Short problem — Show all lines from the listing below that contain "document".

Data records

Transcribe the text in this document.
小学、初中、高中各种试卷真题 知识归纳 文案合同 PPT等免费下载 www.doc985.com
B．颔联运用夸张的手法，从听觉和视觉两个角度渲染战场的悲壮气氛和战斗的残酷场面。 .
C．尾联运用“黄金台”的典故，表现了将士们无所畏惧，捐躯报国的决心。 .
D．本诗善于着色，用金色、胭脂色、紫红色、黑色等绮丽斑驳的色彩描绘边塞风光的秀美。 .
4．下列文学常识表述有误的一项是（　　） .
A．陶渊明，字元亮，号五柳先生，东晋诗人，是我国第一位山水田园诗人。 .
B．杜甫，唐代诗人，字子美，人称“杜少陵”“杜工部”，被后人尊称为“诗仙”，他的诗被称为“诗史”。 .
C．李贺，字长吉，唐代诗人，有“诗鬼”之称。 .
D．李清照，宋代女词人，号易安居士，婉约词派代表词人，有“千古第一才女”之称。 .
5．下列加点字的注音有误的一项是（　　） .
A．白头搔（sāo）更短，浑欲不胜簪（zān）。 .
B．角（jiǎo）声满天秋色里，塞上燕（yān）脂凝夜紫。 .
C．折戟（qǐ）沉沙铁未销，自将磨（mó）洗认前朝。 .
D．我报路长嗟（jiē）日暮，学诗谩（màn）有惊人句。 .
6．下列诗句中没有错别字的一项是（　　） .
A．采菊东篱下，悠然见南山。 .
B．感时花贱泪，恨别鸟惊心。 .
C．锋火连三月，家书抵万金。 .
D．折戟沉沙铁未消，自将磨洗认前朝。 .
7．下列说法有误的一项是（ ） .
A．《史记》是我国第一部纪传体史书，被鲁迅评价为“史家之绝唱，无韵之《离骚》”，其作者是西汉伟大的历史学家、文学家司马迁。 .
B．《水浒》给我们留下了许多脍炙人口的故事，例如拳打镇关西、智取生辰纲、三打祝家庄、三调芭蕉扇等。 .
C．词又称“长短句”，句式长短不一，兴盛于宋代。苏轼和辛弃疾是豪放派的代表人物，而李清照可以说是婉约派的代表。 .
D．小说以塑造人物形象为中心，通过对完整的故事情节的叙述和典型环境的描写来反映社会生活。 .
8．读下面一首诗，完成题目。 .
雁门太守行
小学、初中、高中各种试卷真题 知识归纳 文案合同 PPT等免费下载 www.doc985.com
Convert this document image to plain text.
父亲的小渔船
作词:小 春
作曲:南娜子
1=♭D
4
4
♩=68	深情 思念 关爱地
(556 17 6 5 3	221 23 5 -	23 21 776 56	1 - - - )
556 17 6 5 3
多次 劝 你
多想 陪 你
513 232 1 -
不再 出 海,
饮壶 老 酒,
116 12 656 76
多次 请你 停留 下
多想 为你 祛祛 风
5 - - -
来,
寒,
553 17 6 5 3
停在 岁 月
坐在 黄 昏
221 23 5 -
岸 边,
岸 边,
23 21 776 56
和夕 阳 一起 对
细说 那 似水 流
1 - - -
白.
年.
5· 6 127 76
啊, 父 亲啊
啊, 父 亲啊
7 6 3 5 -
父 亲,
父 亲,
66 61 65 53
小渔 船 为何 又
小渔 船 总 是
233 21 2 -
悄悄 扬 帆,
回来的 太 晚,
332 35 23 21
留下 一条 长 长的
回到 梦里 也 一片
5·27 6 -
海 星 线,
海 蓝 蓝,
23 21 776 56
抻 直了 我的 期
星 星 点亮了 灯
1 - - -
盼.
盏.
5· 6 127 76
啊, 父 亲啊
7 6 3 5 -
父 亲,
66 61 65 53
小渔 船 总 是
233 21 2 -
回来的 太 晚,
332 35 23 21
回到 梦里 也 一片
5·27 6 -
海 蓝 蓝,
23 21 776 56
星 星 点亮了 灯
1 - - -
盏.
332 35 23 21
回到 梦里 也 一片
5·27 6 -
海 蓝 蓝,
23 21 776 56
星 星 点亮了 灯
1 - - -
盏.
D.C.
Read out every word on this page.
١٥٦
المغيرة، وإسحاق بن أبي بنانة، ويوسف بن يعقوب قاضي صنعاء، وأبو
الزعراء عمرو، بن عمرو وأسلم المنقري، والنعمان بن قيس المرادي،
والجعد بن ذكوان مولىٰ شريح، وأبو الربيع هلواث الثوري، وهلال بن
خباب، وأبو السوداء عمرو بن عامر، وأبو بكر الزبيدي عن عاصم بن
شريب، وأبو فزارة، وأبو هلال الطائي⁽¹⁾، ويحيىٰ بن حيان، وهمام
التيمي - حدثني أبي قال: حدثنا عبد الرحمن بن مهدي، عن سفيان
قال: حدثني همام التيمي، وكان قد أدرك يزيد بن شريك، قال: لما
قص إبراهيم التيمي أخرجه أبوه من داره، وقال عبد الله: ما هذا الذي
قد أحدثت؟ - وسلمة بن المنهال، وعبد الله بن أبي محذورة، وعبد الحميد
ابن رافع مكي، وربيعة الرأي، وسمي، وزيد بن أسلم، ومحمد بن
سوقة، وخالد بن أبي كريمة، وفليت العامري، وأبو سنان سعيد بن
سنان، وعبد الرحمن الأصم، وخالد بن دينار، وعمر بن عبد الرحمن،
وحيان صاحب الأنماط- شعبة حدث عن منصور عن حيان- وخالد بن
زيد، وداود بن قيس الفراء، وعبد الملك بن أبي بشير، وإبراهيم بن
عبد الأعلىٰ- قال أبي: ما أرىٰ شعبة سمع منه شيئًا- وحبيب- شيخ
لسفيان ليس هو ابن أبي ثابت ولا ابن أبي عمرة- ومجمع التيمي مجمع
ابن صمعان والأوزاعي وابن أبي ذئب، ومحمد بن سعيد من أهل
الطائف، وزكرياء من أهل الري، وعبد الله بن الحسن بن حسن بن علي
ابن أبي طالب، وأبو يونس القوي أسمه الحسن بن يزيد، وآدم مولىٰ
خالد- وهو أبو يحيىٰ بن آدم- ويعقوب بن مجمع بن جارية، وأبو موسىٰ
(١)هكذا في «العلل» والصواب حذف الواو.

Solution to this task —
Transcribe the text in this document.
Convert this document image to plain text.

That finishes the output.